_PROMPT_
Report each line of the data that includes the word "πρᾶγμα".

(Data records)
════════════════════
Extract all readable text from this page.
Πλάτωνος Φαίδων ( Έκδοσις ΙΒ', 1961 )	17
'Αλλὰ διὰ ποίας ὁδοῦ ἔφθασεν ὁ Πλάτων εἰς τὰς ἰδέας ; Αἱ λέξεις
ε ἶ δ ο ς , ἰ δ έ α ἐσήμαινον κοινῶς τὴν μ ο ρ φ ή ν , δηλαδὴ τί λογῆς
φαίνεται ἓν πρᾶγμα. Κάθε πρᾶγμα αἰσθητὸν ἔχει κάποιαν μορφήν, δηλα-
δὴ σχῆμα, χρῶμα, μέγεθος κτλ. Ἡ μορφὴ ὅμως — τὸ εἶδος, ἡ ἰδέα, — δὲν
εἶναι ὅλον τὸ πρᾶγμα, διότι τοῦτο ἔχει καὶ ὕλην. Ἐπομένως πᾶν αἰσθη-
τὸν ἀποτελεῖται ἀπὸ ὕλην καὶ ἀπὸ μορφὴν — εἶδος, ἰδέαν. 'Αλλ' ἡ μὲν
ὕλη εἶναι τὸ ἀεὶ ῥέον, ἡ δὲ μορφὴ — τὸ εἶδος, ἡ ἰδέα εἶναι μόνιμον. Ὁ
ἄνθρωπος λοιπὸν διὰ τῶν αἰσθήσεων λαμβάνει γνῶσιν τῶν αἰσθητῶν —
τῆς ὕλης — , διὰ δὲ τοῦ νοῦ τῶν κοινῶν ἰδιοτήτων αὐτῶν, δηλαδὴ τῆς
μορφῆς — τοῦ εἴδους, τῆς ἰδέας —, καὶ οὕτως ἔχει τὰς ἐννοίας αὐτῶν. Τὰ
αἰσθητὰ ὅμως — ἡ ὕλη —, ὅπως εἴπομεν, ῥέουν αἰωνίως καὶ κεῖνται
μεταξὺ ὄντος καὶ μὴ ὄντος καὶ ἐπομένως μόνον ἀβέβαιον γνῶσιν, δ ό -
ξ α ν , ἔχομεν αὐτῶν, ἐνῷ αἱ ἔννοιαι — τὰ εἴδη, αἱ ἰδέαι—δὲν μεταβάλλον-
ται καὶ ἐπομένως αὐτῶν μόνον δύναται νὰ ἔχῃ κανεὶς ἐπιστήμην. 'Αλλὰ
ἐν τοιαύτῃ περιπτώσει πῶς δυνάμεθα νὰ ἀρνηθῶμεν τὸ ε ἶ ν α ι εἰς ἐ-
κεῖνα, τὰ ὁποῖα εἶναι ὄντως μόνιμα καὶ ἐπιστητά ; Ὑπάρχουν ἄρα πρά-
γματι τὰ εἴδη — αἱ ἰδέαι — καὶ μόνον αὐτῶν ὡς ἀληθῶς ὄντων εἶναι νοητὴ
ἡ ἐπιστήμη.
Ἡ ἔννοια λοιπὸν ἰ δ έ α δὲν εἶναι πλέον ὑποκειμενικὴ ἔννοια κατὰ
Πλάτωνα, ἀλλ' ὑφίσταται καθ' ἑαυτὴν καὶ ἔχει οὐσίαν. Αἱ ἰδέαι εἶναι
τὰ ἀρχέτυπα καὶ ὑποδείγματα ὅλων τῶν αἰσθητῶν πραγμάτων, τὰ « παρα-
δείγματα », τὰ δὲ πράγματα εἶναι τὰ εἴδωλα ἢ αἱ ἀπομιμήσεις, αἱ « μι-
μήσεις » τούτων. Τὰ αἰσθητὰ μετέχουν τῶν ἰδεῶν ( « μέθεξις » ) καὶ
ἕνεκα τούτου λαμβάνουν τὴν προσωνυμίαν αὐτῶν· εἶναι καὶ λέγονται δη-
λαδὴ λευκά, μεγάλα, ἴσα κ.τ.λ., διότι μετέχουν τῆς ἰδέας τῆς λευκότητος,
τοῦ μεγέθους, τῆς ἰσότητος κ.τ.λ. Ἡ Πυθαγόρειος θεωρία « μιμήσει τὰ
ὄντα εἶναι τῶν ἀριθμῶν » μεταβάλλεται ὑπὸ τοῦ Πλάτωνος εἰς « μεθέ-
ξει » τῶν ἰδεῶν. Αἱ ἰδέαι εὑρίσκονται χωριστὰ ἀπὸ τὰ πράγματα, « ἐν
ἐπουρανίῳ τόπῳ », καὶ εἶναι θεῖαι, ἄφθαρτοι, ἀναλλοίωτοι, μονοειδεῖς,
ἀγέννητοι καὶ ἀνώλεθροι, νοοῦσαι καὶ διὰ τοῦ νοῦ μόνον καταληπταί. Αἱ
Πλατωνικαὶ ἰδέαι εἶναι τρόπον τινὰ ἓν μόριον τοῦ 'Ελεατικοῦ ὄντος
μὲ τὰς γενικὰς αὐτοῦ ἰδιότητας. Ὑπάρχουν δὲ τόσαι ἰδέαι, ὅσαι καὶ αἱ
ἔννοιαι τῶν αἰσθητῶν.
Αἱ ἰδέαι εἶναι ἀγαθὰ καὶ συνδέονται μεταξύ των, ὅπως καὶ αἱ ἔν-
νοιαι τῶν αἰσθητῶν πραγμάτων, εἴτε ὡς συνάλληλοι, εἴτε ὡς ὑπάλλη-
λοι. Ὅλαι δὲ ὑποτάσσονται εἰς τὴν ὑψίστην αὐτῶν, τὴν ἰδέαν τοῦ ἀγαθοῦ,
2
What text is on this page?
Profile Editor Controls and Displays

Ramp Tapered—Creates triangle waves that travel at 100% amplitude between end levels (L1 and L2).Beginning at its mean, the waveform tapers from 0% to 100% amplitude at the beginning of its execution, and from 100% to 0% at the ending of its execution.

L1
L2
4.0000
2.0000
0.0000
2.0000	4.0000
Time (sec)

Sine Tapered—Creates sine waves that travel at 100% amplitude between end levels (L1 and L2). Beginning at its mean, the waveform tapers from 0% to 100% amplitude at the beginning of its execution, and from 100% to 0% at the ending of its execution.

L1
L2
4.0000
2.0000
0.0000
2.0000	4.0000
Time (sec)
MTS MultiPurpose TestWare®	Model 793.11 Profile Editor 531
════════════════════
_SOLUTION TO THIS TASK_
φαίνεται ἓν πρᾶγμα. Κάθε πρᾶγμα αἰσθητὸν ἔχει κάποιαν μορφήν, δηλα-
εἶναι ὅλον τὸ πρᾶγμα, διότι τοῦτο ἔχει καὶ ὕλην. Ἐπομένως πᾶν αἰσθη-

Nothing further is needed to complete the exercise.